# DATA SECTION:
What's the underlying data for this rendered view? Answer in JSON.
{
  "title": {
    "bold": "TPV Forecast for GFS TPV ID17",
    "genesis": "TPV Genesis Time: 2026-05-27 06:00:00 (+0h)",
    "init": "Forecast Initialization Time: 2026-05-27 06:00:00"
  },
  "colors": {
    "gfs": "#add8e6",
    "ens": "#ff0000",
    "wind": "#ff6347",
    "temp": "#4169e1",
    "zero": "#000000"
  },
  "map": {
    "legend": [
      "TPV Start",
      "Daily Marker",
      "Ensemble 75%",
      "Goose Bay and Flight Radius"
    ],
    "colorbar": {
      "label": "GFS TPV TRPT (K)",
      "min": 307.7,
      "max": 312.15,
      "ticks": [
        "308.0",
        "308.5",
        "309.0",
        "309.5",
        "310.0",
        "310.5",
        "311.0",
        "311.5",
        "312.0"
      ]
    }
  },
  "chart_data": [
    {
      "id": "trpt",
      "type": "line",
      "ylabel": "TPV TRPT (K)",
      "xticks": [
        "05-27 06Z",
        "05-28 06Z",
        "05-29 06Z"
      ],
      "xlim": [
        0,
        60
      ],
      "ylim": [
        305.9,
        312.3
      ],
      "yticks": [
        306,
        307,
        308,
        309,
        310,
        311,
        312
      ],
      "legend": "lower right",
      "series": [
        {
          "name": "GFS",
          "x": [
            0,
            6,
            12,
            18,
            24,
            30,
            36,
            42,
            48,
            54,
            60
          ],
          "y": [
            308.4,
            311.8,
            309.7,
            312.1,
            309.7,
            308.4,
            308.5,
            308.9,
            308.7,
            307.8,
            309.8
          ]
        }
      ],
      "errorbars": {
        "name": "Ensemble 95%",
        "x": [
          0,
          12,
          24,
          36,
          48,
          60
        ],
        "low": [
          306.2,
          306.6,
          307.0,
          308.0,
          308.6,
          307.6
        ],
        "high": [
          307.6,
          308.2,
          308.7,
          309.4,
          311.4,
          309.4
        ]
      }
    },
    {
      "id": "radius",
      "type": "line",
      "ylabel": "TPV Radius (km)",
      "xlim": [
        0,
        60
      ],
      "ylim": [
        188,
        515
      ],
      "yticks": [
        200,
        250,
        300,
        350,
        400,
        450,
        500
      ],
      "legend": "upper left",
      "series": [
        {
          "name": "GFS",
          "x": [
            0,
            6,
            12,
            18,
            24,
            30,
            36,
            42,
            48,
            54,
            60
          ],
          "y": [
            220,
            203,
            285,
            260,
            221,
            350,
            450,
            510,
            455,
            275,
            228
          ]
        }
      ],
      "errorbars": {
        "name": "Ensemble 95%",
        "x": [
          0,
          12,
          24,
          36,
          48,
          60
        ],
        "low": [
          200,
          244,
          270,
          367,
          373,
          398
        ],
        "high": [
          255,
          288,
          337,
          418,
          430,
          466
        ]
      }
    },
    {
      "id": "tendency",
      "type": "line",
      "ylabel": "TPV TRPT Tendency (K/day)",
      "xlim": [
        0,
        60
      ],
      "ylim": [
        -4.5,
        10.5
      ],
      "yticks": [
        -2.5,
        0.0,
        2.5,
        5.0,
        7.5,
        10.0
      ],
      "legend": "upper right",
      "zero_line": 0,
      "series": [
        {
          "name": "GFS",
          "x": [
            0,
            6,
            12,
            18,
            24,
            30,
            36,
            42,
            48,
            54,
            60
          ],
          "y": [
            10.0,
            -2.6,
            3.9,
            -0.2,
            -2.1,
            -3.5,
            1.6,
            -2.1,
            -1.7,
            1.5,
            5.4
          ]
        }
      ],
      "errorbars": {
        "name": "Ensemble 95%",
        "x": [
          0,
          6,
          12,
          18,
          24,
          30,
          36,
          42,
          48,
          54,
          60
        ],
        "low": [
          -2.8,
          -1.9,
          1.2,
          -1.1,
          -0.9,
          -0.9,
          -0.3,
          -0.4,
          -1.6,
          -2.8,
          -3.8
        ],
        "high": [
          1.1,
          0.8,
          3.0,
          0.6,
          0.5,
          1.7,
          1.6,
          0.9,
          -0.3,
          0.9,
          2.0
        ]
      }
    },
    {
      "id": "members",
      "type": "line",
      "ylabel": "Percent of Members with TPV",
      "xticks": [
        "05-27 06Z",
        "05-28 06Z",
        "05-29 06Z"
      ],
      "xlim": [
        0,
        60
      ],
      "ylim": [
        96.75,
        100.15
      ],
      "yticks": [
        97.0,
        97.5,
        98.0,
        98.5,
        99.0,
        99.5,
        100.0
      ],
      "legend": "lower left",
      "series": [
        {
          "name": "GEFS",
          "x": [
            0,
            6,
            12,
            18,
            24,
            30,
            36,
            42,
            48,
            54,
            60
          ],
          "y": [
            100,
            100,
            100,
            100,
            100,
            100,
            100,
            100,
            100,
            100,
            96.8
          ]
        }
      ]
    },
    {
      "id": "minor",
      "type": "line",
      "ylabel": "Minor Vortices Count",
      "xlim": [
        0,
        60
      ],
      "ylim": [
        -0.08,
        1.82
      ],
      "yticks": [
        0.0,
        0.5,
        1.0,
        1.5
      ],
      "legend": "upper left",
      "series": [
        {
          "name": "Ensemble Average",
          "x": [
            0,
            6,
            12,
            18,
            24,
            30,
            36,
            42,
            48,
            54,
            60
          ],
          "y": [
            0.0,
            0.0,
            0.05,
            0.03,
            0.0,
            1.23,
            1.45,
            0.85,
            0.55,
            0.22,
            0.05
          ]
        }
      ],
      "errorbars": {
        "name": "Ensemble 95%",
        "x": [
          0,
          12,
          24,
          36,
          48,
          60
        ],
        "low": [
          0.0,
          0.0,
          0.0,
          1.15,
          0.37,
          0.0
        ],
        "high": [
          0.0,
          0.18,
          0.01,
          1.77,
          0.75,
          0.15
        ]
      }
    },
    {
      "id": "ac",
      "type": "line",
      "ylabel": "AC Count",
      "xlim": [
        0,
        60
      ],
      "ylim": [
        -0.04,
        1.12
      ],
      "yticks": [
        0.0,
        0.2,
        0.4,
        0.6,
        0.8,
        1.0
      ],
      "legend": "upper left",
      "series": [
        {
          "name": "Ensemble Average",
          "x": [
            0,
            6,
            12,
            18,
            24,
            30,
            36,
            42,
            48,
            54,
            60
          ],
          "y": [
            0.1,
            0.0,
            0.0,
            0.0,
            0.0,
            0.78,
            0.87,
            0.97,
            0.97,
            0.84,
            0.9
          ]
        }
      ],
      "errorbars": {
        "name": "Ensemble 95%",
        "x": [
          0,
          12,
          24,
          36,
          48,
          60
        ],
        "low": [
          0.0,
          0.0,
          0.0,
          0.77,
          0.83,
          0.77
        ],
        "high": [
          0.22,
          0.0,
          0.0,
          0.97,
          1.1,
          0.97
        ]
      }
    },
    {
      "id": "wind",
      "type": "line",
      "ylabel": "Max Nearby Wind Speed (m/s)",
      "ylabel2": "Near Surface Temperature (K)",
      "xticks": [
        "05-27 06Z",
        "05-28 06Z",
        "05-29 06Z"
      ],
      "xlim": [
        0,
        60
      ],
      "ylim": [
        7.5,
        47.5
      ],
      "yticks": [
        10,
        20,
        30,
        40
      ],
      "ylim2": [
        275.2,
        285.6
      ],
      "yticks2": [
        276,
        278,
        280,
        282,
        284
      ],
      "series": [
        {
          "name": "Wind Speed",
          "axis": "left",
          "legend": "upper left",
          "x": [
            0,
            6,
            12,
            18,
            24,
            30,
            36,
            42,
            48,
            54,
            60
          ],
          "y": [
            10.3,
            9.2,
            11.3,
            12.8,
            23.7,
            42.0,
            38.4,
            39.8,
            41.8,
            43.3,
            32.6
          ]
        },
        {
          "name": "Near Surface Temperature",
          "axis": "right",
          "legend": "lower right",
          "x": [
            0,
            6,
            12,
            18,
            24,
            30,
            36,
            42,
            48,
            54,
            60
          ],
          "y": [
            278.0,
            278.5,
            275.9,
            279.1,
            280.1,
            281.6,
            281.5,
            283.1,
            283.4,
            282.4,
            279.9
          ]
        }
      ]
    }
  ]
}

# TASK INSTRUCTIONS:
Find and copy each line in the material above where the string "right" occurs.

# SOLUTION TO THE EXERCISE:
      "legend": "lower right",
      "legend": "upper right",
          "axis": "right",
          "legend": "lower right",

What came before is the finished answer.